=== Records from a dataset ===
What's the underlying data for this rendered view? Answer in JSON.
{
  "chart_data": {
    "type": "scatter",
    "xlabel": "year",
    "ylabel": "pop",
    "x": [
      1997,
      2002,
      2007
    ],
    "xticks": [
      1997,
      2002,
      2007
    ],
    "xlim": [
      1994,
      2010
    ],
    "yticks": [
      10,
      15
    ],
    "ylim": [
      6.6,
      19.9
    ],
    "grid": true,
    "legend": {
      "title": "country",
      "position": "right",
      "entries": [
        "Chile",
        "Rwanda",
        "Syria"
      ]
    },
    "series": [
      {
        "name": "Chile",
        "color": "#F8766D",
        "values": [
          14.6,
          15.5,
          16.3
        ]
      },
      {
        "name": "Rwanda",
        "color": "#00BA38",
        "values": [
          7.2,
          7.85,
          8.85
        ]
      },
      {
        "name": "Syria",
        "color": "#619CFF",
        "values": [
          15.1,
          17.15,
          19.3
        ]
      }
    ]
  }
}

=== GIVEN EXERCISE ===
Quote every line of the data, word for word.

=== OUTPUT BELOW ===
What's the underlying data for this rendered view? Answer in JSON.
{
  "chart_data": {
    "type": "scatter",
    "xlabel": "year",
    "ylabel": "pop",
    "x": [
      1997,
      2002,
      2007
    ],
    "xticks": [
      1997,
      2002,
      2007
    ],
    "xlim": [
      1994,
      2010
    ],
    "yticks": [
      10,
      15
    ],
    "ylim": [
      6.6,
      19.9
    ],
    "grid": true,
    "legend": {
      "title": "country",
      "position": "right",
      "entries": [
        "Chile",
        "Rwanda",
        "Syria"
      ]
    },
    "series": [
      {
        "name": "Chile",
        "color": "#F8766D",
        "values": [
          14.6,
          15.5,
          16.3
        ]
      },
      {
        "name": "Rwanda",
        "color": "#00BA38",
        "values": [
          7.2,
          7.85,
          8.85
        ]
      },
      {
        "name": "Syria",
        "color": "#619CFF",
        "values": [
          15.1,
          17.15,
          19.3
        ]
      }
    ]
  }
}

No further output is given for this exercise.